* _EXERCISE AIM_:
Everything in the listing should be restated word for word.

[Data entries for graphics]
^^^^

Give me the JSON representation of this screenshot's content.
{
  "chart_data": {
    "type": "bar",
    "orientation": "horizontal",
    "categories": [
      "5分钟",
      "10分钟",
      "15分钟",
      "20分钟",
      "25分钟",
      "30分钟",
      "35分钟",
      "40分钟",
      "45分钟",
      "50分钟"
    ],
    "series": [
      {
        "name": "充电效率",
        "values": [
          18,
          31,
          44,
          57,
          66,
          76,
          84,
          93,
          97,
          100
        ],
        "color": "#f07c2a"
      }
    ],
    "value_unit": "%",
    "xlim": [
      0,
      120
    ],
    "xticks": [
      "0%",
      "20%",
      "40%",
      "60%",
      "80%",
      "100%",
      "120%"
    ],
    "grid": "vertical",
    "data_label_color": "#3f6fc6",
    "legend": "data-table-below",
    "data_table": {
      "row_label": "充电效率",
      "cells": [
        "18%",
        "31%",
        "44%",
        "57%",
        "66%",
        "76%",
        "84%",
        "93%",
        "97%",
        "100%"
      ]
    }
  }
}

^^^^

* _RESPONSE TO THE TASK_:
Give me the JSON representation of this screenshot's content.
{
  "chart_data": {
    "type": "bar",
    "orientation": "horizontal",
    "categories": [
      "5分钟",
      "10分钟",
      "15分钟",
      "20分钟",
      "25分钟",
      "30分钟",
      "35分钟",
      "40分钟",
      "45分钟",
      "50分钟"
    ],
    "series": [
      {
        "name": "充电效率",
        "values": [
          18,
          31,
          44,
          57,
          66,
          76,
          84,
          93,
          97,
          100
        ],
        "color": "#f07c2a"
      }
    ],
    "value_unit": "%",
    "xlim": [
      0,
      120
    ],
    "xticks": [
      "0%",
      "20%",
      "40%",
      "60%",
      "80%",
      "100%",
      "120%"
    ],
    "grid": "vertical",
    "data_label_color": "#3f6fc6",
    "legend": "data-table-below",
    "data_table": {
      "row_label": "充电效率",
      "cells": [
        "18%",
        "31%",
        "44%",
        "57%",
        "66%",
        "76%",
        "84%",
        "93%",
        "97%",
        "100%"
      ]
    }
  }
}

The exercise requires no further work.